# Task description:
What is the number of lines in the data that include the string "name"? Give it by itself.

***** Source material *****

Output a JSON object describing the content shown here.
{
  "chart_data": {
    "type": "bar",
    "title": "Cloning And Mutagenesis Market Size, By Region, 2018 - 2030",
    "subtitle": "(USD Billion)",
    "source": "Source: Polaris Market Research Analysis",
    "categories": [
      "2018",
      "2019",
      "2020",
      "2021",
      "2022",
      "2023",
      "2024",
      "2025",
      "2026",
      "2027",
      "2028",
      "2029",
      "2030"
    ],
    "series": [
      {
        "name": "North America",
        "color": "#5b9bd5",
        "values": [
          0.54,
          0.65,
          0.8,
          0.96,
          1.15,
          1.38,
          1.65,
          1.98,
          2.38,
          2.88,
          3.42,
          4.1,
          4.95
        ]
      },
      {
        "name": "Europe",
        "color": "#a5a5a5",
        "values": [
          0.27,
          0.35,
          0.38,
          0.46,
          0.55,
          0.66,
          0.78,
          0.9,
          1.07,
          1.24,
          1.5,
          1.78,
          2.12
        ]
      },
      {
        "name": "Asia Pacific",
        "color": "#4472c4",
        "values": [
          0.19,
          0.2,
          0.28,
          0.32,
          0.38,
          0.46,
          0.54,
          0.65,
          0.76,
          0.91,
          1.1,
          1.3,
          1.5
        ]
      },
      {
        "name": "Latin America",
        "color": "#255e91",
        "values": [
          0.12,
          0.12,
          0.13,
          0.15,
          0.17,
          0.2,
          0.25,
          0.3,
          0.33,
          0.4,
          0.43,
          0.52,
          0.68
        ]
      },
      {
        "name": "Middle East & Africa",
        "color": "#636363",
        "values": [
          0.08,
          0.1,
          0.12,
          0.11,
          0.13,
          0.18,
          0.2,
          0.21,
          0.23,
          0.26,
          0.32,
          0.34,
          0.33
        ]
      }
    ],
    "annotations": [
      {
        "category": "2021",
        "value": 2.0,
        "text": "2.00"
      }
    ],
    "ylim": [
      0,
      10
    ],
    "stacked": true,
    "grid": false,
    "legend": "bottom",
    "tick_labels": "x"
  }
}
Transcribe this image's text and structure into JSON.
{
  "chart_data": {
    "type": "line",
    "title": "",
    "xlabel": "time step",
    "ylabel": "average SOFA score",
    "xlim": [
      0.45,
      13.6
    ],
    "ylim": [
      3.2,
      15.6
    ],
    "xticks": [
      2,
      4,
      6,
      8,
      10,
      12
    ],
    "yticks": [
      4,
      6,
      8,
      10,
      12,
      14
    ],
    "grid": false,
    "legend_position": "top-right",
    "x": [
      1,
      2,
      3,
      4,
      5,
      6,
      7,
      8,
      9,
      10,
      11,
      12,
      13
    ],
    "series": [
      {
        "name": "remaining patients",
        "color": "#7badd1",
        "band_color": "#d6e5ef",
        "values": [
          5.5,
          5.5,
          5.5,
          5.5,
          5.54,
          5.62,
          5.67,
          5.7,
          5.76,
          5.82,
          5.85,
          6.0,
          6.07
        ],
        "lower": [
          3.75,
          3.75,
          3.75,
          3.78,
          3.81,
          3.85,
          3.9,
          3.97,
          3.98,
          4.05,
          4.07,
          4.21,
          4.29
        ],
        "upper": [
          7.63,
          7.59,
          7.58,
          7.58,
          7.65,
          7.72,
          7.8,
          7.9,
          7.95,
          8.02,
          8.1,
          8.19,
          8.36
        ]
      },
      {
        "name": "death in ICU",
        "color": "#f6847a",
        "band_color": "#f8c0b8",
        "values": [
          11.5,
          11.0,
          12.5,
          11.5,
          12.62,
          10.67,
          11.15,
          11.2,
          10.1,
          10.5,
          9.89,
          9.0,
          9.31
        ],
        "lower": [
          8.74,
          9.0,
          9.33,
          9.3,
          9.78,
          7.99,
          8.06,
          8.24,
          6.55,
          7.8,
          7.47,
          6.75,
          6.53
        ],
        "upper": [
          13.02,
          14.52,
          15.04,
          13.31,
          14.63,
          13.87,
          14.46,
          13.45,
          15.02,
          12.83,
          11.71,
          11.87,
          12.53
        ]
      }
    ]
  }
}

*****

# Solution:
7